Requirement: Lines containing the string "exact" are to be collected in full.

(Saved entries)
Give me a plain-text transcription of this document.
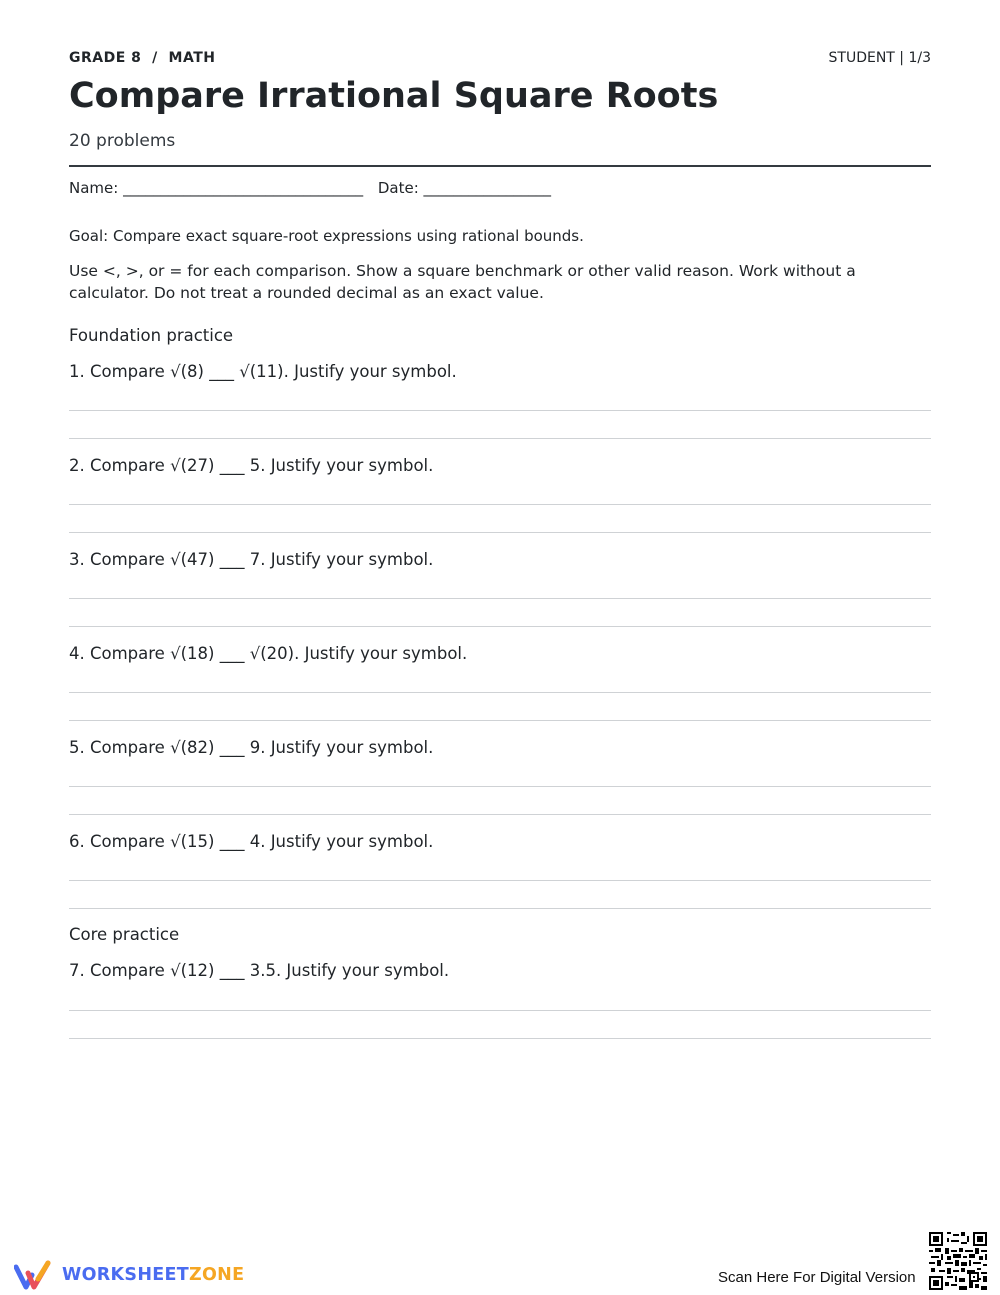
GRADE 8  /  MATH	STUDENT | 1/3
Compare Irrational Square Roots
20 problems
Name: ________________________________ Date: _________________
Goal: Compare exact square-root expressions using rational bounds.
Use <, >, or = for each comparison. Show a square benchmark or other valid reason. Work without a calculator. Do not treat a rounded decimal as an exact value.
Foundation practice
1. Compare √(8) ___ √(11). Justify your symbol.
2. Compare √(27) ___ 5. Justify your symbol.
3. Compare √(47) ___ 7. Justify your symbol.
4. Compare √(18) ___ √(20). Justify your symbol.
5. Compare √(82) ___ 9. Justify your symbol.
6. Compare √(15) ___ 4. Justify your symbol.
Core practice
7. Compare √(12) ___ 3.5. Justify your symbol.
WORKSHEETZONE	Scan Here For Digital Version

--

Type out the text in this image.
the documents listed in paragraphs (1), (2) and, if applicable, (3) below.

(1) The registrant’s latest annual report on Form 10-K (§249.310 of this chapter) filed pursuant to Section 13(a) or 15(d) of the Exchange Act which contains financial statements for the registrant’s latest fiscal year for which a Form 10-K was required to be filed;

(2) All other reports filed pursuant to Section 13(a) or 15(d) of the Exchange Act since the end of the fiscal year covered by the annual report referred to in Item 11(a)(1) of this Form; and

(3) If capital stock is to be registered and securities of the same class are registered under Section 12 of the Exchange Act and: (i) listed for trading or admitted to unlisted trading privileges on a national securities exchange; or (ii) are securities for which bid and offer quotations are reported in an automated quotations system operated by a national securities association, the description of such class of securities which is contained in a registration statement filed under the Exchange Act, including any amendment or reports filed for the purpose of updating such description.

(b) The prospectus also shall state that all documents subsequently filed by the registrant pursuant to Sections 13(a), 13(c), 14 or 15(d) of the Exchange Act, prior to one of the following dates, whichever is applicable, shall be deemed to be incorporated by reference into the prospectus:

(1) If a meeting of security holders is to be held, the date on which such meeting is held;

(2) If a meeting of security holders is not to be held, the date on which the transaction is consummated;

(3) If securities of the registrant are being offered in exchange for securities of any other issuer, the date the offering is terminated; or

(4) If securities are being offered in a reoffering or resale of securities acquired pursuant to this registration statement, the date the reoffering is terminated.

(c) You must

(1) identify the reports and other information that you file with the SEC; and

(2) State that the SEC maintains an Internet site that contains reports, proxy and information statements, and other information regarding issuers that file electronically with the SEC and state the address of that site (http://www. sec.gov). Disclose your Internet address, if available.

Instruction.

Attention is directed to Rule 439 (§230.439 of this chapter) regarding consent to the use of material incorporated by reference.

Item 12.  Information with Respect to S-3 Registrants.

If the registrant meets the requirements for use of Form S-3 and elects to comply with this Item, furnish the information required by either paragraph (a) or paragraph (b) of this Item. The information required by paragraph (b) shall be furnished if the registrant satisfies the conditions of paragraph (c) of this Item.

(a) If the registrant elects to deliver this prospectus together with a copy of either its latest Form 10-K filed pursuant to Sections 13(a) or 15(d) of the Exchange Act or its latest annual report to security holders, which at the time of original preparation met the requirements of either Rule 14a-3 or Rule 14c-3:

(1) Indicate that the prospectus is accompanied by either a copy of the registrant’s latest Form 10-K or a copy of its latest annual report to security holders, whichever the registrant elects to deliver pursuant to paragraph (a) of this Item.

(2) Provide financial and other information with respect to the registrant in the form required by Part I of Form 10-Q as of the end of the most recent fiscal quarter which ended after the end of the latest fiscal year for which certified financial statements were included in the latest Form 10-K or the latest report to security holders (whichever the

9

Correct output:
Goal: Compare exact square-root expressions using rational bounds.
Use <, >, or = for each comparison. Show a square benchmark or other valid reason. Work without a calculator. Do not treat a rounded decimal as an exact value.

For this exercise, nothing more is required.